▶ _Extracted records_
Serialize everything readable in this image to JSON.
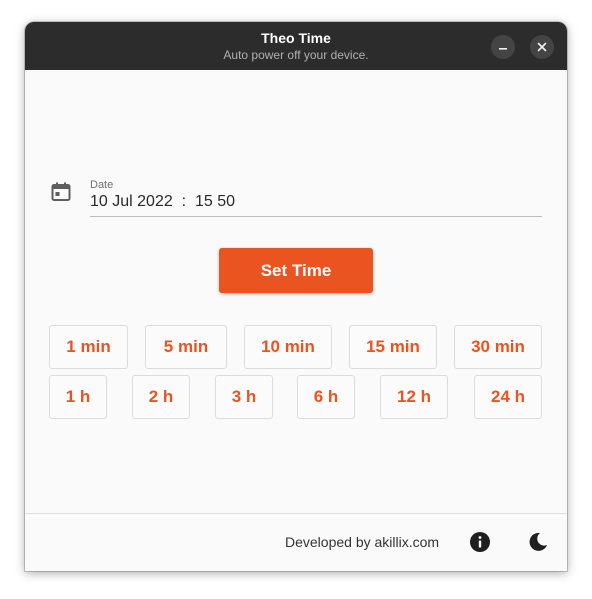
{
  "window": {
    "title": "Theo Time",
    "subtitle": "Auto power off your device.",
    "minimize_icon": "minimize-icon",
    "close_icon": "close-icon"
  },
  "date_field": {
    "icon": "calendar-icon",
    "label": "Date",
    "value": "10 Jul 2022  :  15 50"
  },
  "set_time_label": "Set Time",
  "presets": {
    "row1": [
      "1 min",
      "5 min",
      "10 min",
      "15 min",
      "30 min"
    ],
    "row2": [
      "1 h",
      "2 h",
      "3 h",
      "6 h",
      "12 h",
      "24 h"
    ]
  },
  "footer": {
    "developer_text": "Developed by akillix.com",
    "info_icon": "info-icon",
    "theme_icon": "dark-mode-icon"
  },
  "colors": {
    "accent": "#E95420",
    "titlebar": "#2C2C2C",
    "background": "#FAFAFA"
  }
}
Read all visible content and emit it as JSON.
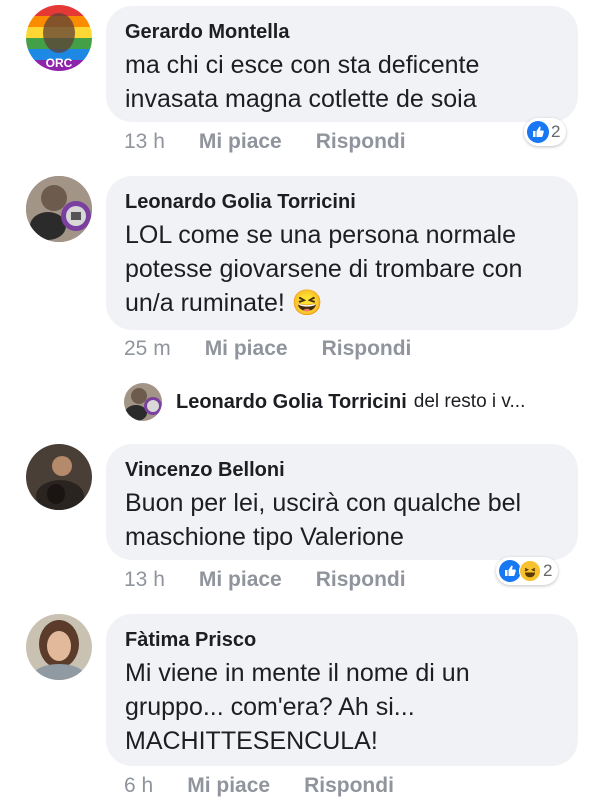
{
  "comments": [
    {
      "author": "Gerardo Montella",
      "lines": [
        "ma chi ci esce con sta deficente",
        "invasata magna cotlette de soia"
      ],
      "time": "13 h",
      "like": "Mi piace",
      "reply": "Rispondi",
      "reaction_count": "2",
      "reaction_types": [
        "like-icon"
      ]
    },
    {
      "author": "Leonardo Golia Torricini",
      "lines": [
        "LOL come se una persona normale",
        "potesse giovarsene di trombare con",
        "un/a ruminate! 😆"
      ],
      "time": "25 m",
      "like": "Mi piace",
      "reply": "Rispondi"
    },
    {
      "author": "Vincenzo Belloni",
      "lines": [
        "Buon per lei, uscirà con qualche bel",
        "maschione tipo Valerione"
      ],
      "time": "13 h",
      "like": "Mi piace",
      "reply": "Rispondi",
      "reaction_count": "2",
      "reaction_types": [
        "like-icon",
        "haha-icon"
      ]
    },
    {
      "author": "Fàtima Prisco",
      "lines": [
        "Mi viene in mente il nome di un",
        "gruppo... com'era? Ah si...",
        "MACHITTESENCULA!"
      ],
      "time": "6 h",
      "like": "Mi piace",
      "reply": "Rispondi"
    }
  ],
  "reply_preview": {
    "author": "Leonardo Golia Torricini",
    "snippet": "del resto i v..."
  },
  "avatar_text": "ORC",
  "colors": {
    "bubble": "#f0f2f5",
    "meta_text": "#90949c",
    "like_blue": "#1877f2",
    "haha_yellow": "#f7c22e"
  }
}
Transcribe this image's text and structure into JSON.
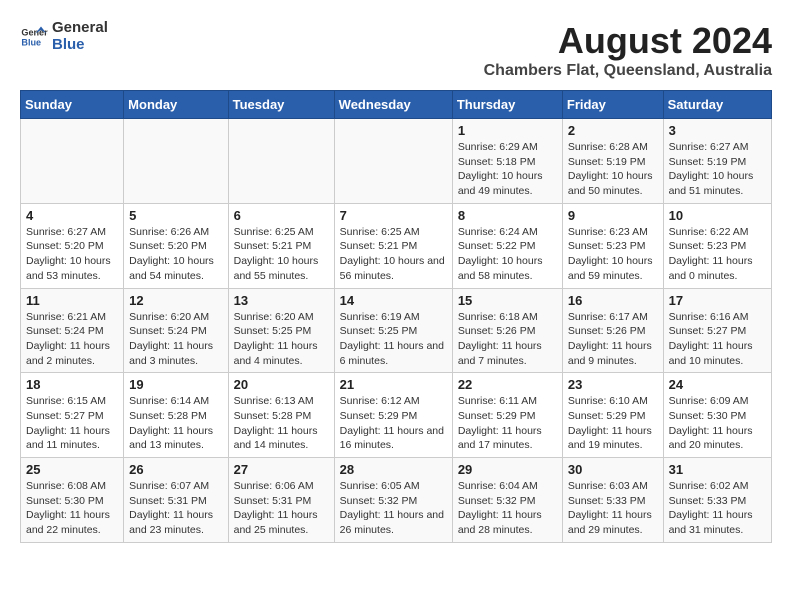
{
  "header": {
    "logo_general": "General",
    "logo_blue": "Blue",
    "title": "August 2024",
    "subtitle": "Chambers Flat, Queensland, Australia"
  },
  "calendar": {
    "columns": [
      "Sunday",
      "Monday",
      "Tuesday",
      "Wednesday",
      "Thursday",
      "Friday",
      "Saturday"
    ],
    "weeks": [
      [
        {
          "day": "",
          "info": ""
        },
        {
          "day": "",
          "info": ""
        },
        {
          "day": "",
          "info": ""
        },
        {
          "day": "",
          "info": ""
        },
        {
          "day": "1",
          "info": "Sunrise: 6:29 AM\nSunset: 5:18 PM\nDaylight: 10 hours and 49 minutes."
        },
        {
          "day": "2",
          "info": "Sunrise: 6:28 AM\nSunset: 5:19 PM\nDaylight: 10 hours and 50 minutes."
        },
        {
          "day": "3",
          "info": "Sunrise: 6:27 AM\nSunset: 5:19 PM\nDaylight: 10 hours and 51 minutes."
        }
      ],
      [
        {
          "day": "4",
          "info": "Sunrise: 6:27 AM\nSunset: 5:20 PM\nDaylight: 10 hours and 53 minutes."
        },
        {
          "day": "5",
          "info": "Sunrise: 6:26 AM\nSunset: 5:20 PM\nDaylight: 10 hours and 54 minutes."
        },
        {
          "day": "6",
          "info": "Sunrise: 6:25 AM\nSunset: 5:21 PM\nDaylight: 10 hours and 55 minutes."
        },
        {
          "day": "7",
          "info": "Sunrise: 6:25 AM\nSunset: 5:21 PM\nDaylight: 10 hours and 56 minutes."
        },
        {
          "day": "8",
          "info": "Sunrise: 6:24 AM\nSunset: 5:22 PM\nDaylight: 10 hours and 58 minutes."
        },
        {
          "day": "9",
          "info": "Sunrise: 6:23 AM\nSunset: 5:23 PM\nDaylight: 10 hours and 59 minutes."
        },
        {
          "day": "10",
          "info": "Sunrise: 6:22 AM\nSunset: 5:23 PM\nDaylight: 11 hours and 0 minutes."
        }
      ],
      [
        {
          "day": "11",
          "info": "Sunrise: 6:21 AM\nSunset: 5:24 PM\nDaylight: 11 hours and 2 minutes."
        },
        {
          "day": "12",
          "info": "Sunrise: 6:20 AM\nSunset: 5:24 PM\nDaylight: 11 hours and 3 minutes."
        },
        {
          "day": "13",
          "info": "Sunrise: 6:20 AM\nSunset: 5:25 PM\nDaylight: 11 hours and 4 minutes."
        },
        {
          "day": "14",
          "info": "Sunrise: 6:19 AM\nSunset: 5:25 PM\nDaylight: 11 hours and 6 minutes."
        },
        {
          "day": "15",
          "info": "Sunrise: 6:18 AM\nSunset: 5:26 PM\nDaylight: 11 hours and 7 minutes."
        },
        {
          "day": "16",
          "info": "Sunrise: 6:17 AM\nSunset: 5:26 PM\nDaylight: 11 hours and 9 minutes."
        },
        {
          "day": "17",
          "info": "Sunrise: 6:16 AM\nSunset: 5:27 PM\nDaylight: 11 hours and 10 minutes."
        }
      ],
      [
        {
          "day": "18",
          "info": "Sunrise: 6:15 AM\nSunset: 5:27 PM\nDaylight: 11 hours and 11 minutes."
        },
        {
          "day": "19",
          "info": "Sunrise: 6:14 AM\nSunset: 5:28 PM\nDaylight: 11 hours and 13 minutes."
        },
        {
          "day": "20",
          "info": "Sunrise: 6:13 AM\nSunset: 5:28 PM\nDaylight: 11 hours and 14 minutes."
        },
        {
          "day": "21",
          "info": "Sunrise: 6:12 AM\nSunset: 5:29 PM\nDaylight: 11 hours and 16 minutes."
        },
        {
          "day": "22",
          "info": "Sunrise: 6:11 AM\nSunset: 5:29 PM\nDaylight: 11 hours and 17 minutes."
        },
        {
          "day": "23",
          "info": "Sunrise: 6:10 AM\nSunset: 5:29 PM\nDaylight: 11 hours and 19 minutes."
        },
        {
          "day": "24",
          "info": "Sunrise: 6:09 AM\nSunset: 5:30 PM\nDaylight: 11 hours and 20 minutes."
        }
      ],
      [
        {
          "day": "25",
          "info": "Sunrise: 6:08 AM\nSunset: 5:30 PM\nDaylight: 11 hours and 22 minutes."
        },
        {
          "day": "26",
          "info": "Sunrise: 6:07 AM\nSunset: 5:31 PM\nDaylight: 11 hours and 23 minutes."
        },
        {
          "day": "27",
          "info": "Sunrise: 6:06 AM\nSunset: 5:31 PM\nDaylight: 11 hours and 25 minutes."
        },
        {
          "day": "28",
          "info": "Sunrise: 6:05 AM\nSunset: 5:32 PM\nDaylight: 11 hours and 26 minutes."
        },
        {
          "day": "29",
          "info": "Sunrise: 6:04 AM\nSunset: 5:32 PM\nDaylight: 11 hours and 28 minutes."
        },
        {
          "day": "30",
          "info": "Sunrise: 6:03 AM\nSunset: 5:33 PM\nDaylight: 11 hours and 29 minutes."
        },
        {
          "day": "31",
          "info": "Sunrise: 6:02 AM\nSunset: 5:33 PM\nDaylight: 11 hours and 31 minutes."
        }
      ]
    ]
  }
}
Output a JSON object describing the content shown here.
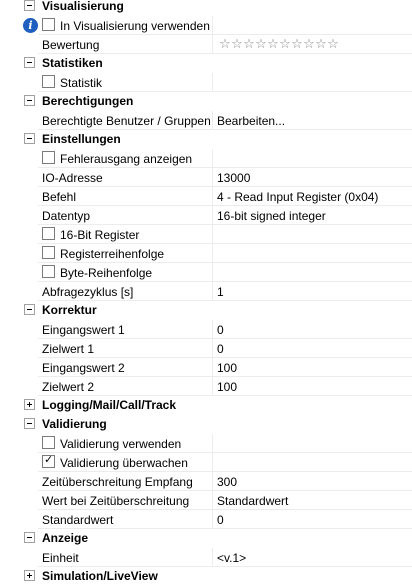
{
  "rows": [
    {
      "kind": "category",
      "title": "Visualisierung",
      "expanded": true
    },
    {
      "kind": "checkbox",
      "label": "In Visualisierung verwenden",
      "checked": false,
      "info_icon": "info-icon",
      "value": ""
    },
    {
      "kind": "rating",
      "label": "Bewertung",
      "rating": 0,
      "max_rating": 10,
      "star_glyph": "☆"
    },
    {
      "kind": "category",
      "title": "Statistiken",
      "expanded": true
    },
    {
      "kind": "checkbox",
      "label": "Statistik",
      "checked": false,
      "value": ""
    },
    {
      "kind": "category",
      "title": "Berechtigungen",
      "expanded": true
    },
    {
      "kind": "property",
      "label": "Berechtigte Benutzer / Gruppen",
      "value": "Bearbeiten..."
    },
    {
      "kind": "category",
      "title": "Einstellungen",
      "expanded": true
    },
    {
      "kind": "checkbox",
      "label": "Fehlerausgang anzeigen",
      "checked": false,
      "value": ""
    },
    {
      "kind": "property",
      "label": "IO-Adresse",
      "value": "13000"
    },
    {
      "kind": "property",
      "label": "Befehl",
      "value": "4 - Read Input Register (0x04)"
    },
    {
      "kind": "property",
      "label": "Datentyp",
      "value": "16-bit signed integer"
    },
    {
      "kind": "checkbox",
      "label": "16-Bit Register",
      "checked": false,
      "value": ""
    },
    {
      "kind": "checkbox",
      "label": "Registerreihenfolge",
      "checked": false,
      "value": ""
    },
    {
      "kind": "checkbox",
      "label": "Byte-Reihenfolge",
      "checked": false,
      "value": ""
    },
    {
      "kind": "property",
      "label": "Abfragezyklus [s]",
      "value": "1"
    },
    {
      "kind": "category",
      "title": "Korrektur",
      "expanded": true
    },
    {
      "kind": "property",
      "label": "Eingangswert 1",
      "value": "0"
    },
    {
      "kind": "property",
      "label": "Zielwert 1",
      "value": "0"
    },
    {
      "kind": "property",
      "label": "Eingangswert 2",
      "value": "100"
    },
    {
      "kind": "property",
      "label": "Zielwert 2",
      "value": "100"
    },
    {
      "kind": "category",
      "title": "Logging/Mail/Call/Track",
      "expanded": false
    },
    {
      "kind": "category",
      "title": "Validierung",
      "expanded": true
    },
    {
      "kind": "checkbox",
      "label": "Validierung verwenden",
      "checked": false,
      "value": ""
    },
    {
      "kind": "checkbox",
      "label": "Validierung überwachen",
      "checked": true,
      "value": ""
    },
    {
      "kind": "property",
      "label": "Zeitüberschreitung Empfang",
      "value": "300"
    },
    {
      "kind": "property",
      "label": "Wert bei Zeitüberschreitung",
      "value": "Standardwert"
    },
    {
      "kind": "property",
      "label": "Standardwert",
      "value": "0"
    },
    {
      "kind": "category",
      "title": "Anzeige",
      "expanded": true
    },
    {
      "kind": "property",
      "label": "Einheit",
      "value": "<v.1>"
    },
    {
      "kind": "category",
      "title": "Simulation/LiveView",
      "expanded": false
    }
  ]
}
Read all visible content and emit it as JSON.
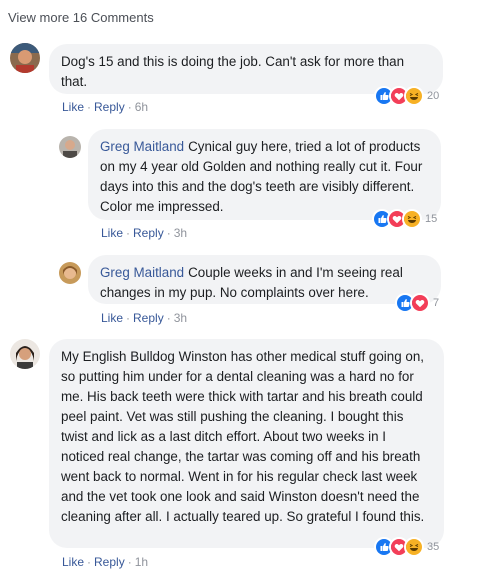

▶ _Given task_
Tally the lines of the listing above that include the word "author". Answer with the number alone.

▶ _Solution below_
5